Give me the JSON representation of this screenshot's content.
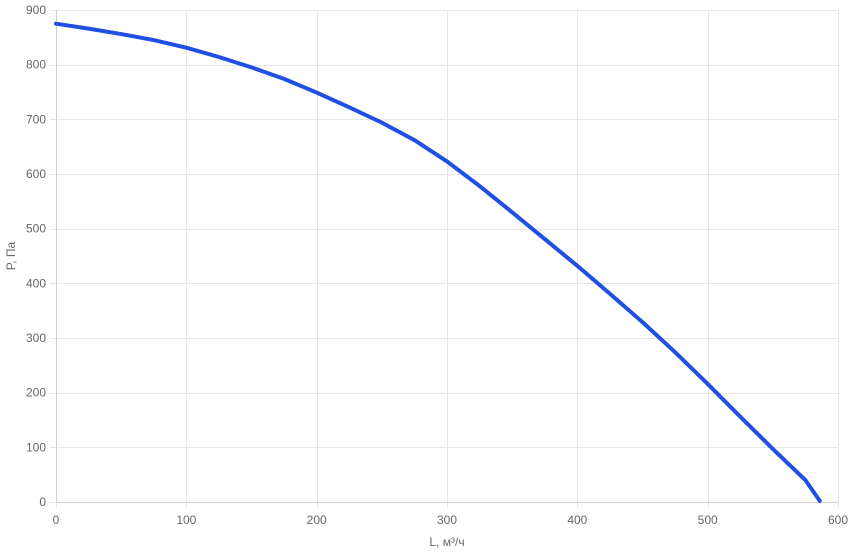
{
  "chart_data": {
    "type": "line",
    "title": "",
    "xlabel": "L, м³/ч",
    "ylabel": "P, Па",
    "xlim": [
      0,
      600
    ],
    "ylim": [
      0,
      900
    ],
    "x_ticks": [
      0,
      100,
      200,
      300,
      400,
      500,
      600
    ],
    "y_ticks": [
      0,
      100,
      200,
      300,
      400,
      500,
      600,
      700,
      800,
      900
    ],
    "x_tick_labels": [
      "0",
      "100",
      "200",
      "300",
      "400",
      "500",
      "600"
    ],
    "y_tick_labels": [
      "0",
      "100",
      "200",
      "300",
      "400",
      "500",
      "600",
      "700",
      "800",
      "900"
    ],
    "grid": true,
    "legend": "none",
    "series": [
      {
        "color": "#1f4fe3",
        "x": [
          0,
          25,
          50,
          75,
          100,
          125,
          150,
          175,
          200,
          225,
          250,
          275,
          300,
          325,
          350,
          375,
          400,
          425,
          450,
          475,
          500,
          525,
          550,
          575,
          586
        ],
        "y": [
          875,
          866,
          856,
          845,
          831,
          814,
          795,
          774,
          749,
          722,
          694,
          662,
          623,
          578,
          530,
          481,
          432,
          381,
          329,
          274,
          216,
          156,
          97,
          40,
          2
        ]
      }
    ]
  },
  "colors": {
    "grid": "#e6e6e6",
    "axis": "#d0d0d0",
    "text": "#666666",
    "line": "#1f4fe3"
  }
}
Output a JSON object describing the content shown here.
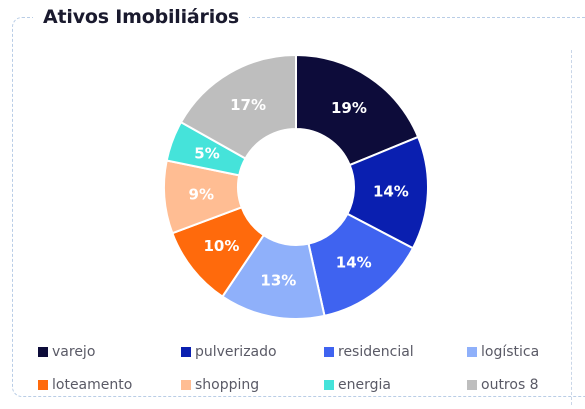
{
  "title": "Ativos Imobiliários",
  "chart_data": {
    "type": "pie",
    "variant": "donut",
    "title": "Ativos Imobiliários",
    "legend_position": "bottom",
    "slices": [
      {
        "label": "varejo",
        "value": 19,
        "display": "19%",
        "color": "#0d0c3a"
      },
      {
        "label": "pulverizado",
        "value": 14,
        "display": "14%",
        "color": "#0a1fb0"
      },
      {
        "label": "residencial",
        "value": 14,
        "display": "14%",
        "color": "#3f63f0"
      },
      {
        "label": "logística",
        "value": 13,
        "display": "13%",
        "color": "#8fb0fa"
      },
      {
        "label": "loteamento",
        "value": 10,
        "display": "10%",
        "color": "#ff6a0c"
      },
      {
        "label": "shopping",
        "value": 9,
        "display": "9%",
        "color": "#ffbd93"
      },
      {
        "label": "energia",
        "value": 5,
        "display": "5%",
        "color": "#45e3da"
      },
      {
        "label": "outros 8",
        "value": 17,
        "display": "17%",
        "color": "#bebebe"
      }
    ]
  }
}
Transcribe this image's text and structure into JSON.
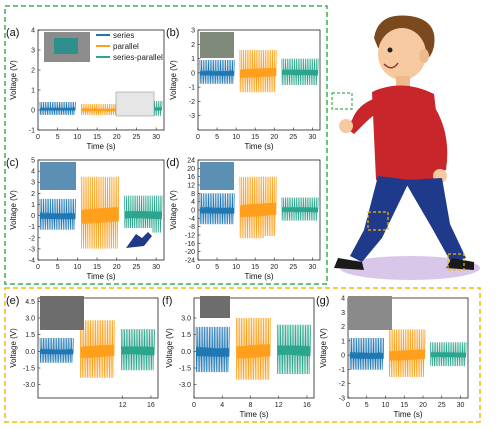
{
  "colors": {
    "series": "#1f77b4",
    "parallel": "#ff9f1c",
    "series_parallel": "#2ca58d",
    "green_frame": "#3cb04a",
    "yellow_frame": "#f5b800"
  },
  "legend": [
    "series",
    "parallel",
    "series-parallel"
  ],
  "chart_data": [
    {
      "id": "a",
      "panel_label": "(a)",
      "type": "line",
      "xlabel": "Time (s)",
      "ylabel": "Voltage (V)",
      "xlim": [
        0,
        32
      ],
      "ylim": [
        -1,
        4
      ],
      "xticks": [
        0,
        5,
        10,
        15,
        20,
        25,
        30
      ],
      "yticks": [
        -1,
        0,
        1,
        2,
        3,
        4
      ],
      "series": [
        {
          "name": "series",
          "x": [
            0.5,
            9.5
          ],
          "amplitude": 0.35,
          "baseline": 0.05
        },
        {
          "name": "parallel",
          "x": [
            11,
            20.5
          ],
          "amplitude": 0.3,
          "baseline": 0.0
        },
        {
          "name": "series-parallel",
          "x": [
            22,
            31.5
          ],
          "amplitude": 0.4,
          "baseline": 0.05
        }
      ]
    },
    {
      "id": "b",
      "panel_label": "(b)",
      "type": "line",
      "xlabel": "Time (s)",
      "ylabel": "Voltage (V)",
      "xlim": [
        0,
        32
      ],
      "ylim": [
        -4,
        3
      ],
      "xticks": [
        0,
        5,
        10,
        15,
        20,
        25,
        30
      ],
      "yticks": [
        -3,
        -2,
        -1,
        0,
        1,
        2,
        3
      ],
      "series": [
        {
          "name": "series",
          "x": [
            0.5,
            9.5
          ],
          "amplitude": 0.9,
          "baseline": 0.0
        },
        {
          "name": "parallel",
          "x": [
            11,
            20.5
          ],
          "amplitude": 1.6,
          "baseline": 0.0
        },
        {
          "name": "series-parallel",
          "x": [
            22,
            31.5
          ],
          "amplitude": 1.0,
          "baseline": 0.0
        }
      ]
    },
    {
      "id": "c",
      "panel_label": "(c)",
      "type": "line",
      "xlabel": "Time (s)",
      "ylabel": "Voltage (V)",
      "xlim": [
        0,
        32
      ],
      "ylim": [
        -4,
        5
      ],
      "xticks": [
        0,
        5,
        10,
        15,
        20,
        25,
        30
      ],
      "yticks": [
        -4,
        -3,
        -2,
        -1,
        0,
        1,
        2,
        3,
        4,
        5
      ],
      "series": [
        {
          "name": "series",
          "x": [
            0.5,
            9.5
          ],
          "amplitude": 1.5,
          "baseline": 0.0
        },
        {
          "name": "parallel",
          "x": [
            11,
            20.5
          ],
          "amplitude": 3.5,
          "baseline": 0.0
        },
        {
          "name": "series-parallel",
          "x": [
            22,
            31.5
          ],
          "amplitude": 1.8,
          "baseline": 0.0
        }
      ]
    },
    {
      "id": "d",
      "panel_label": "(d)",
      "type": "line",
      "xlabel": "Time (s)",
      "ylabel": "Voltage (V)",
      "xlim": [
        0,
        32
      ],
      "ylim": [
        -24,
        24
      ],
      "xticks": [
        0,
        5,
        10,
        15,
        20,
        25,
        30
      ],
      "yticks": [
        -24,
        -20,
        -16,
        -12,
        -8,
        -4,
        0,
        4,
        8,
        12,
        16,
        20,
        24
      ],
      "series": [
        {
          "name": "series",
          "x": [
            0.5,
            9.5
          ],
          "amplitude": 8,
          "baseline": 0.0
        },
        {
          "name": "parallel",
          "x": [
            11,
            20.5
          ],
          "amplitude": 16,
          "baseline": 0.0
        },
        {
          "name": "series-parallel",
          "x": [
            22,
            31.5
          ],
          "amplitude": 6,
          "baseline": 0.0
        }
      ]
    },
    {
      "id": "e",
      "panel_label": "(e)",
      "type": "line",
      "xlabel": "",
      "ylabel": "Voltage (V)",
      "xlim": [
        0,
        17
      ],
      "ylim": [
        -4.2,
        4.8
      ],
      "xticks": [
        12,
        16
      ],
      "yticks": [
        -3.0,
        -1.5,
        0.0,
        1.5,
        3.0,
        4.5
      ],
      "series": [
        {
          "name": "series",
          "x": [
            0.3,
            5
          ],
          "amplitude": 1.2,
          "baseline": 0.0
        },
        {
          "name": "parallel",
          "x": [
            6,
            10.8
          ],
          "amplitude": 2.8,
          "baseline": 0.0
        },
        {
          "name": "series-parallel",
          "x": [
            11.8,
            16.5
          ],
          "amplitude": 2.0,
          "baseline": 0.0
        }
      ]
    },
    {
      "id": "f",
      "panel_label": "(f)",
      "type": "line",
      "xlabel": "Time (s)",
      "ylabel": "Voltage (V)",
      "xlim": [
        0,
        17
      ],
      "ylim": [
        -4.2,
        4.8
      ],
      "xticks": [
        0,
        4,
        8,
        12,
        16
      ],
      "yticks": [
        -3.0,
        -1.5,
        0.0,
        1.5,
        3.0
      ],
      "series": [
        {
          "name": "series",
          "x": [
            0.3,
            5
          ],
          "amplitude": 2.2,
          "baseline": 0.0
        },
        {
          "name": "parallel",
          "x": [
            6,
            10.8
          ],
          "amplitude": 3.0,
          "baseline": 0.0
        },
        {
          "name": "series-parallel",
          "x": [
            11.8,
            16.5
          ],
          "amplitude": 2.4,
          "baseline": 0.0
        }
      ]
    },
    {
      "id": "g",
      "panel_label": "(g)",
      "type": "line",
      "xlabel": "Time (s)",
      "ylabel": "Voltage (V)",
      "xlim": [
        0,
        32
      ],
      "ylim": [
        -3,
        4
      ],
      "xticks": [
        0,
        5,
        10,
        15,
        20,
        25,
        30
      ],
      "yticks": [
        -3,
        -2,
        -1,
        0,
        1,
        2,
        3,
        4
      ],
      "series": [
        {
          "name": "series",
          "x": [
            0.5,
            9.5
          ],
          "amplitude": 1.2,
          "baseline": 0.0
        },
        {
          "name": "parallel",
          "x": [
            11,
            20.5
          ],
          "amplitude": 1.8,
          "baseline": 0.0
        },
        {
          "name": "series-parallel",
          "x": [
            22,
            31.5
          ],
          "amplitude": 0.9,
          "baseline": 0.0
        }
      ]
    }
  ]
}
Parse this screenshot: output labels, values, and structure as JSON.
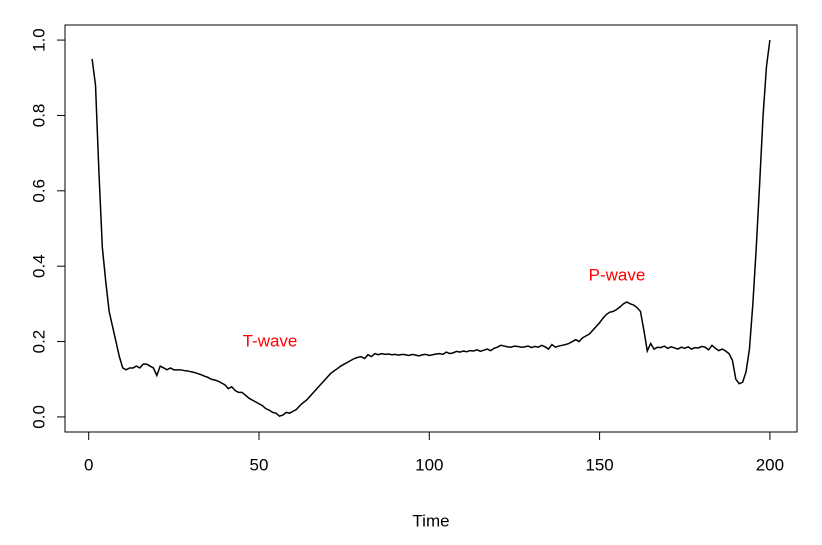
{
  "chart_data": {
    "type": "line",
    "xlabel": "Time",
    "annotations": [
      "T-wave",
      "P-wave"
    ],
    "annotation_color": "#ff0000",
    "color": "#000000",
    "xlim": [
      -6.96,
      207.96
    ],
    "xticks": [
      0,
      50,
      100,
      150,
      200
    ],
    "ylim": [
      -0.04,
      1.04
    ],
    "yticks": [
      {
        "value": 0,
        "label": "0.0"
      },
      0.2,
      0.4,
      0.6,
      0.8,
      {
        "value": 1,
        "label": "1.0"
      }
    ],
    "x": [
      1,
      2,
      3,
      4,
      5,
      6,
      7,
      8,
      9,
      10,
      11,
      12,
      13,
      14,
      15,
      16,
      17,
      18,
      19,
      20,
      21,
      22,
      23,
      24,
      25,
      26,
      27,
      28,
      29,
      30,
      31,
      32,
      33,
      34,
      35,
      36,
      37,
      38,
      39,
      40,
      41,
      42,
      43,
      44,
      45,
      46,
      47,
      48,
      49,
      50,
      51,
      52,
      53,
      54,
      55,
      56,
      57,
      58,
      59,
      60,
      61,
      62,
      63,
      64,
      65,
      66,
      67,
      68,
      69,
      70,
      71,
      72,
      73,
      74,
      75,
      76,
      77,
      78,
      79,
      80,
      81,
      82,
      83,
      84,
      85,
      86,
      87,
      88,
      89,
      90,
      91,
      92,
      93,
      94,
      95,
      96,
      97,
      98,
      99,
      100,
      101,
      102,
      103,
      104,
      105,
      106,
      107,
      108,
      109,
      110,
      111,
      112,
      113,
      114,
      115,
      116,
      117,
      118,
      119,
      120,
      121,
      122,
      123,
      124,
      125,
      126,
      127,
      128,
      129,
      130,
      131,
      132,
      133,
      134,
      135,
      136,
      137,
      138,
      139,
      140,
      141,
      142,
      143,
      144,
      145,
      146,
      147,
      148,
      149,
      150,
      151,
      152,
      153,
      154,
      155,
      156,
      157,
      158,
      159,
      160,
      161,
      162,
      163,
      164,
      165,
      166,
      167,
      168,
      169,
      170,
      171,
      172,
      173,
      174,
      175,
      176,
      177,
      178,
      179,
      180,
      181,
      182,
      183,
      184,
      185,
      186,
      187,
      188,
      189,
      190,
      191,
      192,
      193,
      194,
      195,
      196,
      197,
      198,
      199,
      200
    ],
    "values": [
      0.95,
      0.88,
      0.65,
      0.45,
      0.36,
      0.28,
      0.24,
      0.2,
      0.16,
      0.13,
      0.125,
      0.13,
      0.13,
      0.135,
      0.13,
      0.14,
      0.14,
      0.135,
      0.13,
      0.11,
      0.135,
      0.13,
      0.125,
      0.13,
      0.125,
      0.125,
      0.125,
      0.123,
      0.122,
      0.12,
      0.118,
      0.115,
      0.112,
      0.108,
      0.105,
      0.1,
      0.098,
      0.095,
      0.09,
      0.085,
      0.075,
      0.08,
      0.07,
      0.065,
      0.065,
      0.058,
      0.05,
      0.045,
      0.04,
      0.035,
      0.03,
      0.022,
      0.018,
      0.012,
      0.01,
      0.002,
      0.005,
      0.012,
      0.01,
      0.015,
      0.02,
      0.03,
      0.038,
      0.045,
      0.055,
      0.065,
      0.075,
      0.085,
      0.095,
      0.105,
      0.115,
      0.122,
      0.128,
      0.135,
      0.14,
      0.145,
      0.15,
      0.155,
      0.158,
      0.16,
      0.155,
      0.165,
      0.16,
      0.168,
      0.165,
      0.168,
      0.166,
      0.167,
      0.165,
      0.166,
      0.164,
      0.166,
      0.165,
      0.163,
      0.166,
      0.164,
      0.162,
      0.165,
      0.166,
      0.163,
      0.165,
      0.167,
      0.168,
      0.166,
      0.172,
      0.168,
      0.17,
      0.174,
      0.172,
      0.175,
      0.173,
      0.176,
      0.175,
      0.178,
      0.174,
      0.177,
      0.18,
      0.176,
      0.182,
      0.185,
      0.19,
      0.188,
      0.186,
      0.185,
      0.188,
      0.187,
      0.185,
      0.186,
      0.188,
      0.184,
      0.187,
      0.185,
      0.19,
      0.186,
      0.18,
      0.192,
      0.185,
      0.188,
      0.19,
      0.192,
      0.195,
      0.2,
      0.205,
      0.2,
      0.21,
      0.215,
      0.22,
      0.23,
      0.24,
      0.25,
      0.262,
      0.272,
      0.278,
      0.28,
      0.285,
      0.292,
      0.3,
      0.305,
      0.3,
      0.297,
      0.29,
      0.28,
      0.23,
      0.175,
      0.195,
      0.18,
      0.185,
      0.184,
      0.188,
      0.182,
      0.186,
      0.183,
      0.18,
      0.185,
      0.182,
      0.186,
      0.18,
      0.184,
      0.183,
      0.187,
      0.185,
      0.178,
      0.19,
      0.182,
      0.176,
      0.18,
      0.175,
      0.168,
      0.15,
      0.1,
      0.088,
      0.092,
      0.12,
      0.18,
      0.3,
      0.45,
      0.62,
      0.8,
      0.93,
      1.0
    ]
  }
}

Requirements
Read through the entries and copy every line that includes "content".

Expected answer
Give me the JSON representation of this screenshot's content.
Output a JSON object describing the content shown here.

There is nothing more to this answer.